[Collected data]

-- BEGIN --

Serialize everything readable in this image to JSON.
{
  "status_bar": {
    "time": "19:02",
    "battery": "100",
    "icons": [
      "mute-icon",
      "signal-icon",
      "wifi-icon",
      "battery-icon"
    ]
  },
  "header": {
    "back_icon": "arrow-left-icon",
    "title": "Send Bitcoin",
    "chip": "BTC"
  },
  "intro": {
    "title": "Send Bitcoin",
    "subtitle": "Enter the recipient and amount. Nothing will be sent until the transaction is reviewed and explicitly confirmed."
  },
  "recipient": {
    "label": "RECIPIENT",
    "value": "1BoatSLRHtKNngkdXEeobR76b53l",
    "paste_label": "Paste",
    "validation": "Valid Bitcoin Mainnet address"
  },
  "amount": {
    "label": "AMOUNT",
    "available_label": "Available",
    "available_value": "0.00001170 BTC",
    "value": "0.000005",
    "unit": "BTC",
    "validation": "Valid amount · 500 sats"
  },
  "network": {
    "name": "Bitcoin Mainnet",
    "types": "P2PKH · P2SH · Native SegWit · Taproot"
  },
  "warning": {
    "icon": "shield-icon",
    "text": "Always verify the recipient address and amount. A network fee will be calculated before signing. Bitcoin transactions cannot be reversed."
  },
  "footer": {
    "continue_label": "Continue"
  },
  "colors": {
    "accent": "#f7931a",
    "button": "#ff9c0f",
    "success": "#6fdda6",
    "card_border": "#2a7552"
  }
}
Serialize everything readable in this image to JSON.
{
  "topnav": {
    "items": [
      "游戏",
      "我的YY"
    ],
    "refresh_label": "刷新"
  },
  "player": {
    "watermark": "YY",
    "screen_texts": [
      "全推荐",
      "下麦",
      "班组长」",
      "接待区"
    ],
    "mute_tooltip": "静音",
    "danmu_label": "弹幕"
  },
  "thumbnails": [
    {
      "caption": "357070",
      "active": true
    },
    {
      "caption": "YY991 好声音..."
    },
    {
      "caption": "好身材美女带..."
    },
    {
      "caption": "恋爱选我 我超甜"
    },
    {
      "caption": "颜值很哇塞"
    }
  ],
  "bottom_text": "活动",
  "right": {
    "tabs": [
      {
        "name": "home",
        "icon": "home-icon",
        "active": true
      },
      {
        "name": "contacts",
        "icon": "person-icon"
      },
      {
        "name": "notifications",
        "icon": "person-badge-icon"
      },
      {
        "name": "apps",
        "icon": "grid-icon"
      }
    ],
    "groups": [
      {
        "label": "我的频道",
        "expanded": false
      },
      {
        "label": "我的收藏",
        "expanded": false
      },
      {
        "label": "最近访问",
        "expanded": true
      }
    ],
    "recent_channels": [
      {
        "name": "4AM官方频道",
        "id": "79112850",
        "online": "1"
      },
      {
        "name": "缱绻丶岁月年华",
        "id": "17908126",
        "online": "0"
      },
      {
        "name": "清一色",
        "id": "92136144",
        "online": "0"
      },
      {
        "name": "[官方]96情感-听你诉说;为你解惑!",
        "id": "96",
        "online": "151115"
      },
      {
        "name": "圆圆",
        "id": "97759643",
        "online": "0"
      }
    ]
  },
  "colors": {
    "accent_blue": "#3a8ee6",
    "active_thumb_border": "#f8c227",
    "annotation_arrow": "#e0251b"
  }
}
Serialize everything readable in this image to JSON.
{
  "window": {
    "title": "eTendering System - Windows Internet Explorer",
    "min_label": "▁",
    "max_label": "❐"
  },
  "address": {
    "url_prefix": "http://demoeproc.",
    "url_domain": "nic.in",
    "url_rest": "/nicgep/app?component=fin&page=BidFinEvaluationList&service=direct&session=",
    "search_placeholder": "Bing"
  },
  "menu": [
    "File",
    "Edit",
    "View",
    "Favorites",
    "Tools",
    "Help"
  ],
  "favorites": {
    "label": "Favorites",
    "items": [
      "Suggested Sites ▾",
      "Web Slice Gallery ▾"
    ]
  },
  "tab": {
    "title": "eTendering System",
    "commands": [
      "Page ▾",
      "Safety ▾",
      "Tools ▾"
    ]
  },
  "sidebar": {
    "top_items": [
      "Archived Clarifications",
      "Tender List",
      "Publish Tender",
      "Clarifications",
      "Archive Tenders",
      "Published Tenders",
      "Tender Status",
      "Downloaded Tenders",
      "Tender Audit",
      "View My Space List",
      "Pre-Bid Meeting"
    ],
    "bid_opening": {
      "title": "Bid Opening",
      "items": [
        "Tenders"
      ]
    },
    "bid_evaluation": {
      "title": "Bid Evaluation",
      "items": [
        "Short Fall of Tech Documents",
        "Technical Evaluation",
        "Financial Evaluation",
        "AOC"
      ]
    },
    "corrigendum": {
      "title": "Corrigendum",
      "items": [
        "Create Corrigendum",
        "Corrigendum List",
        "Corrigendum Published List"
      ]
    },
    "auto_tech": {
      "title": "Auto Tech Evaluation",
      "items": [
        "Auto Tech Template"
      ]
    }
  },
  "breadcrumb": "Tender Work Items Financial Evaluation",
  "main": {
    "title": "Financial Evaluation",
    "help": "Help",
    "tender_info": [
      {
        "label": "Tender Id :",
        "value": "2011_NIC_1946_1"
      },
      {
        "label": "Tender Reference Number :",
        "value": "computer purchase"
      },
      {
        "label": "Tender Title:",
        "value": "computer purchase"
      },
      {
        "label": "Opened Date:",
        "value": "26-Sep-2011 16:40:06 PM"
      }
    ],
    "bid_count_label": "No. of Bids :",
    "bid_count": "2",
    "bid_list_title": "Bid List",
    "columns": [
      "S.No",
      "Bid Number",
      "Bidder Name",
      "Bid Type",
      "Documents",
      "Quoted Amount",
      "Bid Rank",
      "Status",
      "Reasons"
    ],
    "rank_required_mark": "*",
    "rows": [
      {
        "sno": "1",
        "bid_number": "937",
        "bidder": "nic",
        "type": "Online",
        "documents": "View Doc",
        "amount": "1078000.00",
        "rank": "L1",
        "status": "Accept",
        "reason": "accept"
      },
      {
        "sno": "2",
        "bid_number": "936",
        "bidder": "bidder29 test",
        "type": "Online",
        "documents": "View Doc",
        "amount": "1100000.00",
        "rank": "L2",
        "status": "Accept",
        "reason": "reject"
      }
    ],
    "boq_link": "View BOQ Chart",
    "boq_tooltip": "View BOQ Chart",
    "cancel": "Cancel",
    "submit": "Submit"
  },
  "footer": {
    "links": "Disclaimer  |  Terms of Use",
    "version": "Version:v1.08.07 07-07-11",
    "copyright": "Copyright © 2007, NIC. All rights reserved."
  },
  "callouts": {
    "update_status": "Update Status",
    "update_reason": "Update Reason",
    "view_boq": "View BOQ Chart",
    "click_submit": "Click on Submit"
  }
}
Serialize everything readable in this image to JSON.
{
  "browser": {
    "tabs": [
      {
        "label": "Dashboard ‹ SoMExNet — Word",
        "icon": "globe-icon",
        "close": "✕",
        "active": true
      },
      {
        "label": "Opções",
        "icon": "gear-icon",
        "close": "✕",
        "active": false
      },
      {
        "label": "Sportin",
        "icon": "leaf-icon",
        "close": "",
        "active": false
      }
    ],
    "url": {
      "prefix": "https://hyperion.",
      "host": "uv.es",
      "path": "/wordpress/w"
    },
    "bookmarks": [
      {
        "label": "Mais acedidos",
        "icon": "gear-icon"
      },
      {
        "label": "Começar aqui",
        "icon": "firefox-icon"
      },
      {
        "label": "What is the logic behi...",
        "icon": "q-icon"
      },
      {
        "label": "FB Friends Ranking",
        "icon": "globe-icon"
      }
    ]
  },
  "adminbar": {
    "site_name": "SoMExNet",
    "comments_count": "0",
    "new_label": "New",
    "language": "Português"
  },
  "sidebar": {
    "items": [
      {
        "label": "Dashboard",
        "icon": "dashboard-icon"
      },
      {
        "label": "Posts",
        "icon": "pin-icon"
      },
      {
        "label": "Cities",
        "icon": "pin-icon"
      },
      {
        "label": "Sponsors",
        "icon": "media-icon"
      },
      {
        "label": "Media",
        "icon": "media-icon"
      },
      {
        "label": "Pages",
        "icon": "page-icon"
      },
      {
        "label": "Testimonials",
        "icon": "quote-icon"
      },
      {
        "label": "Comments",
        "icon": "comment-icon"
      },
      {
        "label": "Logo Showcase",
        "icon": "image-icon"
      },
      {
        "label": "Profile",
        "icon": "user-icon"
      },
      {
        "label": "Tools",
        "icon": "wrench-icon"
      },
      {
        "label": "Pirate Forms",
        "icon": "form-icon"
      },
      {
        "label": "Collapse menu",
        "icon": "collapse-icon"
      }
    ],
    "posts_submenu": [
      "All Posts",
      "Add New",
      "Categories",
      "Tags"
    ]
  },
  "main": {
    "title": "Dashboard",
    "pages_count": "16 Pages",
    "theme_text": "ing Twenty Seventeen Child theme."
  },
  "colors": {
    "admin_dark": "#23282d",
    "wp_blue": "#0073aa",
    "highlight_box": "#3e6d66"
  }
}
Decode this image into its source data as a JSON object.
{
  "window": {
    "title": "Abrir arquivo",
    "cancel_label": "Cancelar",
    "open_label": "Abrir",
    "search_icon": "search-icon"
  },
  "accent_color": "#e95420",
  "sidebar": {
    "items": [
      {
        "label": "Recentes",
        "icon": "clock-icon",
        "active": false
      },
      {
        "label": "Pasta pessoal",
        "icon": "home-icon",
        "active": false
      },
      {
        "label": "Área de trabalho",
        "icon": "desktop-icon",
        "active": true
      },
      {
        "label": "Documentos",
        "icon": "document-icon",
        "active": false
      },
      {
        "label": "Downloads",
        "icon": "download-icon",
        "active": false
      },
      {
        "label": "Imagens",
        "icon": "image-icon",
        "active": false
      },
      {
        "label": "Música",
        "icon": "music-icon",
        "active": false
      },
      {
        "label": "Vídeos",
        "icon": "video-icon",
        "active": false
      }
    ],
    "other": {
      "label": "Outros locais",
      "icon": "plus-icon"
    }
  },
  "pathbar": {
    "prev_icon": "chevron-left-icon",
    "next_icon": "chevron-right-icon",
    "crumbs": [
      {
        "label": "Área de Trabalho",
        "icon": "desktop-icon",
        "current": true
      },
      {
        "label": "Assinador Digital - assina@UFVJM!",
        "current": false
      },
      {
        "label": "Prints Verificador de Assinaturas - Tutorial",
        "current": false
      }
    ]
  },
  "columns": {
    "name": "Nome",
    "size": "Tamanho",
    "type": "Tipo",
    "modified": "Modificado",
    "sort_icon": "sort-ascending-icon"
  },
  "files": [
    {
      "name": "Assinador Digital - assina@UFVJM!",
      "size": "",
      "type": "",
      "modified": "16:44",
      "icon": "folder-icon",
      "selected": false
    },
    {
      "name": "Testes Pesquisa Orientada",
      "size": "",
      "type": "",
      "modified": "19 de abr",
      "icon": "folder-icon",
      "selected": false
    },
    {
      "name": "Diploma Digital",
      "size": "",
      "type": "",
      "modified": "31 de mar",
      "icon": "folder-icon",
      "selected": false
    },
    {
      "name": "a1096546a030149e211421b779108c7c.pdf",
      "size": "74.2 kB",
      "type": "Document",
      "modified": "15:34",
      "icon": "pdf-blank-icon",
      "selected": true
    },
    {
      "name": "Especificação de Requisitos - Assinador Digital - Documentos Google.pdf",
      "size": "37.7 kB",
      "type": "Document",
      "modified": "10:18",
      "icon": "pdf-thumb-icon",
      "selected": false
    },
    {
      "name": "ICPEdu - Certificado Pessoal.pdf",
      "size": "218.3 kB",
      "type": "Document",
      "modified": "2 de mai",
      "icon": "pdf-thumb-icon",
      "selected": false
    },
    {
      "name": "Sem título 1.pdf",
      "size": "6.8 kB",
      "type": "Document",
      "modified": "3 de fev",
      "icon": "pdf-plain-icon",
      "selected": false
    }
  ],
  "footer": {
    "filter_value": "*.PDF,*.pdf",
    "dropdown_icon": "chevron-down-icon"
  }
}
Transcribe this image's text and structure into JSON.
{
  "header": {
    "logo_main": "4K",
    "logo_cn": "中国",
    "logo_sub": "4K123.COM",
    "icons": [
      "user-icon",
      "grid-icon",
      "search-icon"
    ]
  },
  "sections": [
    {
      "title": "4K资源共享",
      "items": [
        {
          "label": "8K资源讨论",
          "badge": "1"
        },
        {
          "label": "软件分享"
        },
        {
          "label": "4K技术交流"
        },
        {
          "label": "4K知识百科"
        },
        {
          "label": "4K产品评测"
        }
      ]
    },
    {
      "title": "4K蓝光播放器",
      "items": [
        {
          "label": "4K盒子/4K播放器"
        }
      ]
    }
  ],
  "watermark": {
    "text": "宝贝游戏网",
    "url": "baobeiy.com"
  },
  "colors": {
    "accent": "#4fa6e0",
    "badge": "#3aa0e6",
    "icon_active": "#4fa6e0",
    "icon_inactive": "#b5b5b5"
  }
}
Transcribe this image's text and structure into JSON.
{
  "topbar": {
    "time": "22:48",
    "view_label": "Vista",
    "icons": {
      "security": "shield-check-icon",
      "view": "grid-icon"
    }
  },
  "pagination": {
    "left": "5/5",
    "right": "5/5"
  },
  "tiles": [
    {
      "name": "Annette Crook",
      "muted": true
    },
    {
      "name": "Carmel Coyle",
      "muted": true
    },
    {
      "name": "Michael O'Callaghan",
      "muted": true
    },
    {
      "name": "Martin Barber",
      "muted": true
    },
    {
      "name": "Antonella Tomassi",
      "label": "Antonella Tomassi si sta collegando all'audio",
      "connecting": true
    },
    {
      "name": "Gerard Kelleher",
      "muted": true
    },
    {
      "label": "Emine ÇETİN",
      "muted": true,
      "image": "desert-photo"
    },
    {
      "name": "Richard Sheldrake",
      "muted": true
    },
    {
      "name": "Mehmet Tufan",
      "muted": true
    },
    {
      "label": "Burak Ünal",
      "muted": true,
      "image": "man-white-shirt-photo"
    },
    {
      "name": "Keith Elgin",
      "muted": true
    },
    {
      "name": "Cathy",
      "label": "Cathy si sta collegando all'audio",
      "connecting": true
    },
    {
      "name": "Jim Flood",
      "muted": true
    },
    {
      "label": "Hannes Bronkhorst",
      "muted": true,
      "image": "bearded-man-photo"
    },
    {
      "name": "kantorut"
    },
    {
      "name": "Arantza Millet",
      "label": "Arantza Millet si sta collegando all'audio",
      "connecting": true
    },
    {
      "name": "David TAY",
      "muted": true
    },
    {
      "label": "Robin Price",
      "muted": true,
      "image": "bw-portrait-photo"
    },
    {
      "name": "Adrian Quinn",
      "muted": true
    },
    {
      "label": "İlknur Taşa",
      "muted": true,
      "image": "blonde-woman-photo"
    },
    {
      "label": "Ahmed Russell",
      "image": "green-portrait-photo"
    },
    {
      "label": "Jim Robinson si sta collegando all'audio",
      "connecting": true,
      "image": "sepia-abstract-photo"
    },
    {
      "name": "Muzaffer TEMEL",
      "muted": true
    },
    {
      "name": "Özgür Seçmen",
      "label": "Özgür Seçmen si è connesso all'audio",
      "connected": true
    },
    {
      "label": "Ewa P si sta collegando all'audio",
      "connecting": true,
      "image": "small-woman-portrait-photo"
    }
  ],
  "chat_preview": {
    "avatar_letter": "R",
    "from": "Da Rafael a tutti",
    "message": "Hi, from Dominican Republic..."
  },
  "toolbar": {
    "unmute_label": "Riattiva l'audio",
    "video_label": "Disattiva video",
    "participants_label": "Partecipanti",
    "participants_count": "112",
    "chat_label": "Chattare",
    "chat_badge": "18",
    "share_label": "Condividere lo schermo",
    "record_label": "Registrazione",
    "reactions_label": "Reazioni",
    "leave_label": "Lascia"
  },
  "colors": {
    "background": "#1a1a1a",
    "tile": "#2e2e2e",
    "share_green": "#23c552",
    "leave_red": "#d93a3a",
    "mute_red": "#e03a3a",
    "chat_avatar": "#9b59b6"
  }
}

-- END --

» Task details
Copy out each line of the entries that holds "UFVJM".

» Expected answer
        "label": "Assinador Digital - assina@UFVJM!",
      "name": "Assinador Digital - assina@UFVJM!",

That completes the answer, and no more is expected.